What is asked
Select and reproduce each line of the listing below that bears the string "Mean".

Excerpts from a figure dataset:
□ □ □ □ □

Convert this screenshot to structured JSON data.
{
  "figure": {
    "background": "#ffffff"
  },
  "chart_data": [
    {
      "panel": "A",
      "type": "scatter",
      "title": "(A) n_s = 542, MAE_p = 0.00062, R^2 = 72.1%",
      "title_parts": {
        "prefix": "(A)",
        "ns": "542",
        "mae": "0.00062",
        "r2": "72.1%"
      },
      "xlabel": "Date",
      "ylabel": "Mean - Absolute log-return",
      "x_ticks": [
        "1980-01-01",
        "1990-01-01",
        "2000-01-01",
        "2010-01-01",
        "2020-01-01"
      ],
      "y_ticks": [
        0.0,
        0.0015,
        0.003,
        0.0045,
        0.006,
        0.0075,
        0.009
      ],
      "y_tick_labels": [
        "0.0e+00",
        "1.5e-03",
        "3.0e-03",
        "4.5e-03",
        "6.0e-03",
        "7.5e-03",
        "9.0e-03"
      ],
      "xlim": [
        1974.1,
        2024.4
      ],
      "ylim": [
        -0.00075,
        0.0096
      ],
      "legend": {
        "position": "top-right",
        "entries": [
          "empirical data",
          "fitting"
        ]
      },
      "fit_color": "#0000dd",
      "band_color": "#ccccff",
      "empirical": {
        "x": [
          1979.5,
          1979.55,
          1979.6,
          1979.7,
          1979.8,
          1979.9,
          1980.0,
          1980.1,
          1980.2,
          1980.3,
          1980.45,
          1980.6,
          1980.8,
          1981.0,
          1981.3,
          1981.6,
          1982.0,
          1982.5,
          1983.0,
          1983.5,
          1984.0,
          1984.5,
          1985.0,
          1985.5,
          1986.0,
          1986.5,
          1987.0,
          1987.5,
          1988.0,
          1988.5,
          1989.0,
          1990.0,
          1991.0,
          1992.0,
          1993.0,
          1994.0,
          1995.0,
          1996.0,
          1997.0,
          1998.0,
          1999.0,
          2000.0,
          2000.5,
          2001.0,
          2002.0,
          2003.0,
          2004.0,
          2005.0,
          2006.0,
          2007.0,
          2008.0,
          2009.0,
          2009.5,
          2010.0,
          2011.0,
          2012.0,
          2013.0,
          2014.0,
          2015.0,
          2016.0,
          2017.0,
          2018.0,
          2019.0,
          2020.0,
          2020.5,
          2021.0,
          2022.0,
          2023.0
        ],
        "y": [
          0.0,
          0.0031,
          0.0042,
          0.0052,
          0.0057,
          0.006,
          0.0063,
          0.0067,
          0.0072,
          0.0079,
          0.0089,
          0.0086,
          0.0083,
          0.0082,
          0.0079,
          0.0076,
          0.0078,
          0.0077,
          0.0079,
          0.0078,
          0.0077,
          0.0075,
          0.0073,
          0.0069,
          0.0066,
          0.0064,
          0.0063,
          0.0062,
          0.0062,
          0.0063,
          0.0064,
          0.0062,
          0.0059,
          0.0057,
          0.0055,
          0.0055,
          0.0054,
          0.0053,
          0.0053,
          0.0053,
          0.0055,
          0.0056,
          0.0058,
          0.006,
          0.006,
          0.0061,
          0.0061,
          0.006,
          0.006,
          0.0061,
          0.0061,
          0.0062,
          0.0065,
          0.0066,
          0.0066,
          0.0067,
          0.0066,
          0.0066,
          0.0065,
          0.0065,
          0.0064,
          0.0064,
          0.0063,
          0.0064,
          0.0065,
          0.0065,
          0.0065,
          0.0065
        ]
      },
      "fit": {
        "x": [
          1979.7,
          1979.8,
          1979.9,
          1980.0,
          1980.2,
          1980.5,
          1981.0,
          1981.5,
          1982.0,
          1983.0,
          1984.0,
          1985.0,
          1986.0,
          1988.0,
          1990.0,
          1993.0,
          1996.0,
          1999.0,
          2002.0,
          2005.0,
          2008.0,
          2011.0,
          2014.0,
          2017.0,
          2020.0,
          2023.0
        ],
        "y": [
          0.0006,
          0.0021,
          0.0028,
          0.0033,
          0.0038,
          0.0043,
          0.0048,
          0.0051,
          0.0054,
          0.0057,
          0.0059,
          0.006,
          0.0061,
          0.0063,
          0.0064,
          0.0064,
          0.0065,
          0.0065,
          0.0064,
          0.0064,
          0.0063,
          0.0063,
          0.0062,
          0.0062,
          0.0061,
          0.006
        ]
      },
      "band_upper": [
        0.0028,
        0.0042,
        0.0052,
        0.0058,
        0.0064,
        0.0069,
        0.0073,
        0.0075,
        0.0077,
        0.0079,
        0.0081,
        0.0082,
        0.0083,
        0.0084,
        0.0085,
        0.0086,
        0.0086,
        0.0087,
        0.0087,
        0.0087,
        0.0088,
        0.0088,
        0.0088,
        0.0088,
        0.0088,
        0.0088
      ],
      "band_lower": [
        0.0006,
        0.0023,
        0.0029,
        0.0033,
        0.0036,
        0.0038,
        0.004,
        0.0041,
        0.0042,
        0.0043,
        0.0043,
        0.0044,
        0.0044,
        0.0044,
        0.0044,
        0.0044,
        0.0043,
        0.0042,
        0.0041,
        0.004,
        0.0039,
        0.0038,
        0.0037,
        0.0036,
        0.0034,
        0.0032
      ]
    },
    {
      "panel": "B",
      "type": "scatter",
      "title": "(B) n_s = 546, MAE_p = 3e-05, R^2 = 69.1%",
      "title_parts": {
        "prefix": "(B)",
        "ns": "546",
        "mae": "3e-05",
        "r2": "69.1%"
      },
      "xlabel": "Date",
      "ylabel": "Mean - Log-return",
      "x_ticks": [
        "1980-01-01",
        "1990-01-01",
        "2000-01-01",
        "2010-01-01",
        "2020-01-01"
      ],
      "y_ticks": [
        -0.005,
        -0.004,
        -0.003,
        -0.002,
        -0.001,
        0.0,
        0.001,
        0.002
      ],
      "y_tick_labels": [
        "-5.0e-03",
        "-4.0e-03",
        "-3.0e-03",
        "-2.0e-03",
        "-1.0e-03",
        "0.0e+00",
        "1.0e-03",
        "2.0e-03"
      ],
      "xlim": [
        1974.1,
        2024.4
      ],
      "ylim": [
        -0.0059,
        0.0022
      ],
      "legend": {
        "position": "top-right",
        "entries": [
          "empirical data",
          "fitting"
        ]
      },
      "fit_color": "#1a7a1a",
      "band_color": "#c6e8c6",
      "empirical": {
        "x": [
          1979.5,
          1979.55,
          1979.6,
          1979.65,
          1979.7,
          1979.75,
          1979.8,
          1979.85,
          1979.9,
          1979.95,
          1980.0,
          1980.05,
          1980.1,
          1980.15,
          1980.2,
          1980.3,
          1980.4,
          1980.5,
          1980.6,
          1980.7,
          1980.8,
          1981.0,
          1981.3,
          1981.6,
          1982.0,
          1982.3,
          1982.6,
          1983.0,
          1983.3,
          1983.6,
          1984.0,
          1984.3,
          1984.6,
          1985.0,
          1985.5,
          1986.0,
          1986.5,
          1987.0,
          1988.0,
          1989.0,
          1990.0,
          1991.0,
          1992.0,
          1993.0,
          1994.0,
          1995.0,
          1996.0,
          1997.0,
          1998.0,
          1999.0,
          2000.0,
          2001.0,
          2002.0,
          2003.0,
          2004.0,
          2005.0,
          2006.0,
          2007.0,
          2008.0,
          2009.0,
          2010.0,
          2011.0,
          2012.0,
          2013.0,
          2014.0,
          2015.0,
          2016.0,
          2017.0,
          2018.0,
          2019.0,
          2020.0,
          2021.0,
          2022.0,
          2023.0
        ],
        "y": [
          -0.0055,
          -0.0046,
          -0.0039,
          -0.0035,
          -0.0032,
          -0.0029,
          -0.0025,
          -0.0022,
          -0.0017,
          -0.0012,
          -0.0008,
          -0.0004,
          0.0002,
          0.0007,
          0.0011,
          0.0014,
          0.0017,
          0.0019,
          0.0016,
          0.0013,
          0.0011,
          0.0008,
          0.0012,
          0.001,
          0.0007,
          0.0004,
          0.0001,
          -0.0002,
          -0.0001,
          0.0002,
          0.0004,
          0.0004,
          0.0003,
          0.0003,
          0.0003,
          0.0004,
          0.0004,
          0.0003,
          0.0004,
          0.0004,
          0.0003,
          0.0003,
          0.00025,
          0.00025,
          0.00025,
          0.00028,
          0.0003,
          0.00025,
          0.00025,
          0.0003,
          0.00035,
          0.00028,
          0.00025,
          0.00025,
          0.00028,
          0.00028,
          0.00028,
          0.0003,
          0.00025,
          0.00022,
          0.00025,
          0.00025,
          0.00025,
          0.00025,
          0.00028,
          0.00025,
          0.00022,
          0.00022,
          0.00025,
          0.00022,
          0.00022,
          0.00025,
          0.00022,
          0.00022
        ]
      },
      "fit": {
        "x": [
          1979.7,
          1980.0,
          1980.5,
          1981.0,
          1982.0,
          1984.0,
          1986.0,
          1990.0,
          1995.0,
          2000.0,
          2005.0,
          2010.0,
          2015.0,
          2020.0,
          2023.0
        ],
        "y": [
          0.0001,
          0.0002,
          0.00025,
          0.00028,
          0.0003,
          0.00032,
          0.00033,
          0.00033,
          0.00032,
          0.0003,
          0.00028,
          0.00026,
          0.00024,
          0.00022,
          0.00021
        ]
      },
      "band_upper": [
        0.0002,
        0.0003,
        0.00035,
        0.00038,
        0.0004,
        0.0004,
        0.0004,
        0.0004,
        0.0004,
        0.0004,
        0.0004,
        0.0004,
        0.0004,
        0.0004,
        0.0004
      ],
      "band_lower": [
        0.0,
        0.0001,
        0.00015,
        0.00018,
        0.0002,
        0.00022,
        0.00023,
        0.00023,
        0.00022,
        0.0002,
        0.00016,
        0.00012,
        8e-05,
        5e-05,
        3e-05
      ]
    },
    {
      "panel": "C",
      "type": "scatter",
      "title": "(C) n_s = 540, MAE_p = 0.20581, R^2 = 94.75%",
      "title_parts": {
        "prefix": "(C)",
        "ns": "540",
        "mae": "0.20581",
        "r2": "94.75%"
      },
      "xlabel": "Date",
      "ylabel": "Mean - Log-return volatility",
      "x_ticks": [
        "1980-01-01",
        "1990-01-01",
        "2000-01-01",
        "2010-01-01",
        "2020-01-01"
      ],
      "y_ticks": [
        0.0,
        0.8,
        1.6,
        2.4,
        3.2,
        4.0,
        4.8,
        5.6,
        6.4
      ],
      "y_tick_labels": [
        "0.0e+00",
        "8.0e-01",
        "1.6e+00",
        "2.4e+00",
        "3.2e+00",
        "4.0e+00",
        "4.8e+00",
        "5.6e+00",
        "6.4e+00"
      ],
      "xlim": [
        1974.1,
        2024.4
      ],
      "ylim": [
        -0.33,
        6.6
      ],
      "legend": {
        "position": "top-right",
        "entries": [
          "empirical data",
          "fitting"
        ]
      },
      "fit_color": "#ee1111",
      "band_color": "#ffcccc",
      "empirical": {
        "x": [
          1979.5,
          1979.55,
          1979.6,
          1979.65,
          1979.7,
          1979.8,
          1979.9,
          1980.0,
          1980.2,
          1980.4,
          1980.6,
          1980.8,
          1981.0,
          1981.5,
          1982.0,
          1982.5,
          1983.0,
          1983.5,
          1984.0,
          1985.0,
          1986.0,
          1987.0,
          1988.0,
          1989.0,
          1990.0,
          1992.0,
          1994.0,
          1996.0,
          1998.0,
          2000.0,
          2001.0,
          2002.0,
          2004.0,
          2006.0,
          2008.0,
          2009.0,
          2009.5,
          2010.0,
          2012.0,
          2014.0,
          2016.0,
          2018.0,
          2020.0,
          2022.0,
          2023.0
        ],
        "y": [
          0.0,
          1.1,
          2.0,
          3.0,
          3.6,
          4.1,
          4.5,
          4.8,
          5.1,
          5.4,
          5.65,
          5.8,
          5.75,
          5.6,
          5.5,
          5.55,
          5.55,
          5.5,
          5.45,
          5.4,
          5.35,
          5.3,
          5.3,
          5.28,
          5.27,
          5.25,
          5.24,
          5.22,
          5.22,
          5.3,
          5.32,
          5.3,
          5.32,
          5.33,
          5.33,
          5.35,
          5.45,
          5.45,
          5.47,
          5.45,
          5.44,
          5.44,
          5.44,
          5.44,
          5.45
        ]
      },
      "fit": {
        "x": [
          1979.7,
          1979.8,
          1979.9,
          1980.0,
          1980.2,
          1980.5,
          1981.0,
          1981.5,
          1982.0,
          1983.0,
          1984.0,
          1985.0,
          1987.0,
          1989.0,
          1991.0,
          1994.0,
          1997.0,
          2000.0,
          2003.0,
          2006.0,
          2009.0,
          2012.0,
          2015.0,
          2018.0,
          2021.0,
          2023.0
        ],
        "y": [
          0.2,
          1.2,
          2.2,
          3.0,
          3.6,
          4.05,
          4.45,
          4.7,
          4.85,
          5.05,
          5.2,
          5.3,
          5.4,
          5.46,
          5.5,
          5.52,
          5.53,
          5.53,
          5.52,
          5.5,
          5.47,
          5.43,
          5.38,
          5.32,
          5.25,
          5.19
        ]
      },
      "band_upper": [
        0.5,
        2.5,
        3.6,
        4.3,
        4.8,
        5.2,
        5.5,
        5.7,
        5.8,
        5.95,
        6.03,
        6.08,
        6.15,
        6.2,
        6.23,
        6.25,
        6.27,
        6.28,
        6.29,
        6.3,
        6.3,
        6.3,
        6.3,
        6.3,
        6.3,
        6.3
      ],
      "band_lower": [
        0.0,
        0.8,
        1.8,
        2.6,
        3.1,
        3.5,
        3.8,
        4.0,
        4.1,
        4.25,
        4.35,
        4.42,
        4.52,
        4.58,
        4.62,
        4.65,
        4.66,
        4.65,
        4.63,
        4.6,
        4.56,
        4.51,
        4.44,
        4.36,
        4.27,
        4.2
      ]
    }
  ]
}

□ □ □ □ □

The answer
      "ylabel": "Mean - Absolute log-return",
      "ylabel": "Mean - Log-return",
      "ylabel": "Mean - Log-return volatility",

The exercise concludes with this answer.